- [WORK INSTRUCTIONS]: State how many lines of the entries hold the string "data". Reply with the number alone.

--- SUPPLIED INFORMATION ---

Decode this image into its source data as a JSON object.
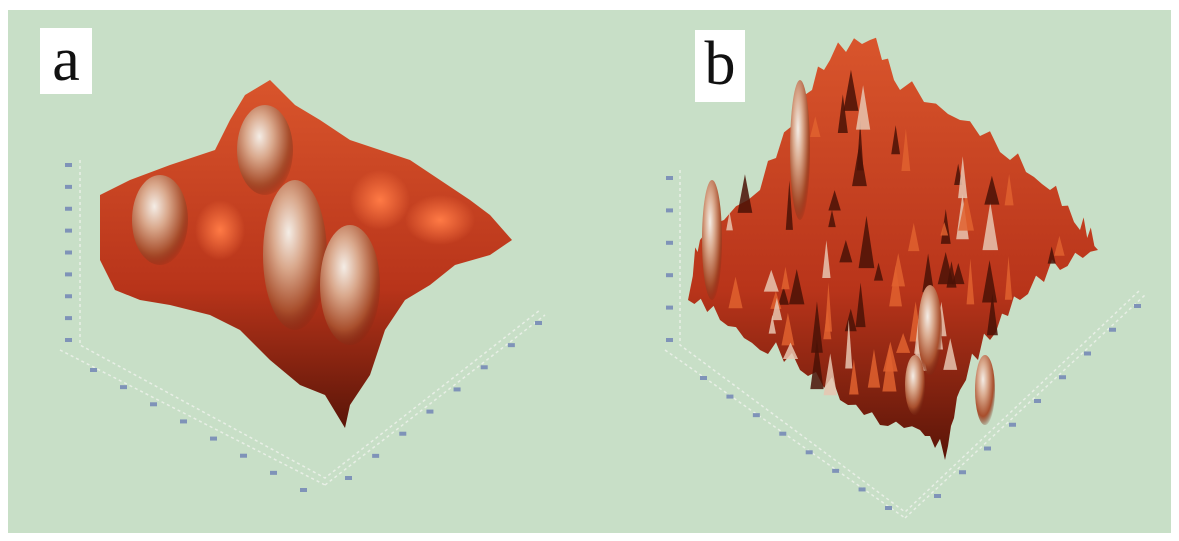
{
  "panels": [
    {
      "label": "a"
    },
    {
      "label": "b"
    }
  ]
}
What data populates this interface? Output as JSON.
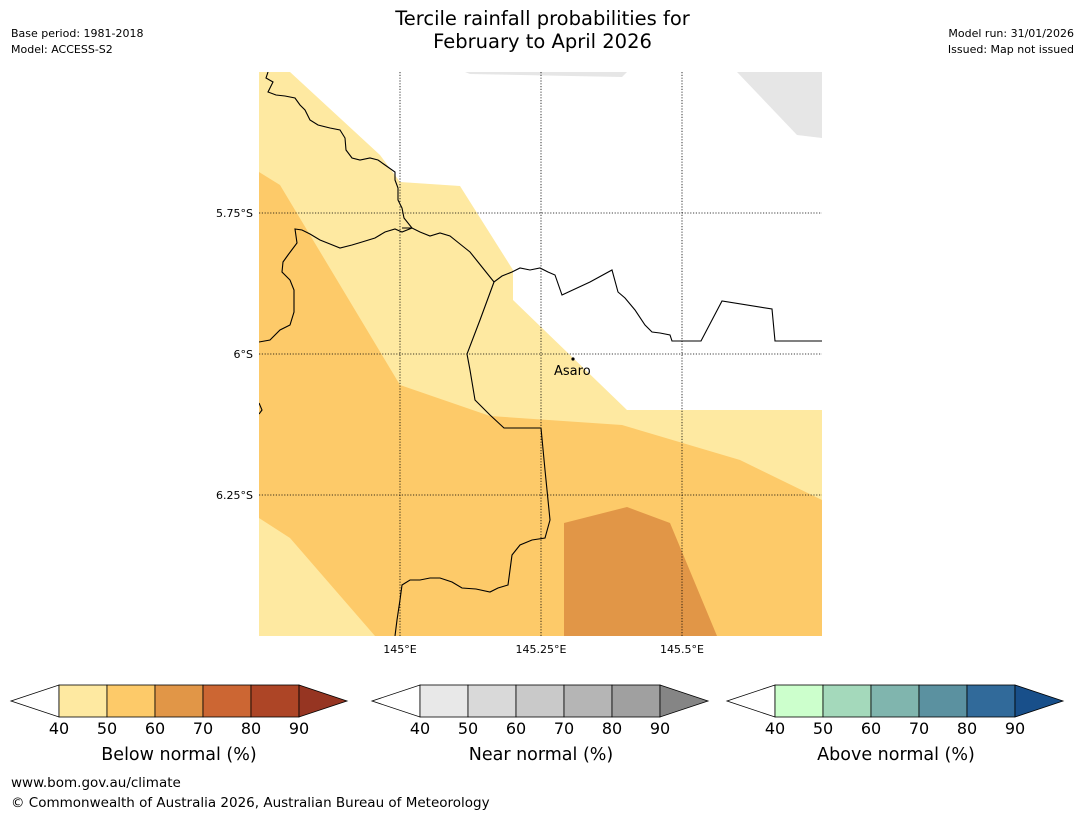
{
  "title": {
    "line1": "Tercile rainfall probabilities for",
    "line2": "February to April 2026"
  },
  "meta_left": {
    "base_period": "Base period: 1981-2018",
    "model": "Model: ACCESS-S2"
  },
  "meta_right": {
    "model_run": "Model run: 31/01/2026",
    "issued": "Issued: Map not issued"
  },
  "map": {
    "lat_labels": [
      "5.75°S",
      "6°S",
      "6.25°S"
    ],
    "lon_labels": [
      "145°E",
      "145.25°E",
      "145.5°E"
    ],
    "place": "Asaro",
    "colors": {
      "below_40_50": "#fee9a1",
      "below_50_60": "#fdca69",
      "below_60_70": "#e19647",
      "near_40_50": "#e6e6e6",
      "ocean": "#ffffff",
      "gridline": "#000000",
      "border": "#000000"
    }
  },
  "colorbars": [
    {
      "title": "Below normal (%)",
      "ticks": [
        "40",
        "50",
        "60",
        "70",
        "80",
        "90"
      ],
      "colors": [
        "#ffffff",
        "#fee9a1",
        "#fdca69",
        "#e19647",
        "#cc6633",
        "#ad4526",
        "#963522"
      ]
    },
    {
      "title": "Near normal (%)",
      "ticks": [
        "40",
        "50",
        "60",
        "70",
        "80",
        "90"
      ],
      "colors": [
        "#ffffff",
        "#e8e8e8",
        "#d9d9d9",
        "#c9c9c9",
        "#b5b5b5",
        "#a0a0a0",
        "#858585"
      ]
    },
    {
      "title": "Above normal (%)",
      "ticks": [
        "40",
        "50",
        "60",
        "70",
        "80",
        "90"
      ],
      "colors": [
        "#ffffff",
        "#ccffcc",
        "#a4d9bb",
        "#80b5ae",
        "#5b91a0",
        "#316a9a",
        "#184f8a"
      ]
    }
  ],
  "footer": {
    "url": "www.bom.gov.au/climate",
    "copyright": "© Commonwealth of Australia 2026, Australian Bureau of Meteorology"
  }
}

---

- [OUTPUT FOR THIS EXERCISE]: 2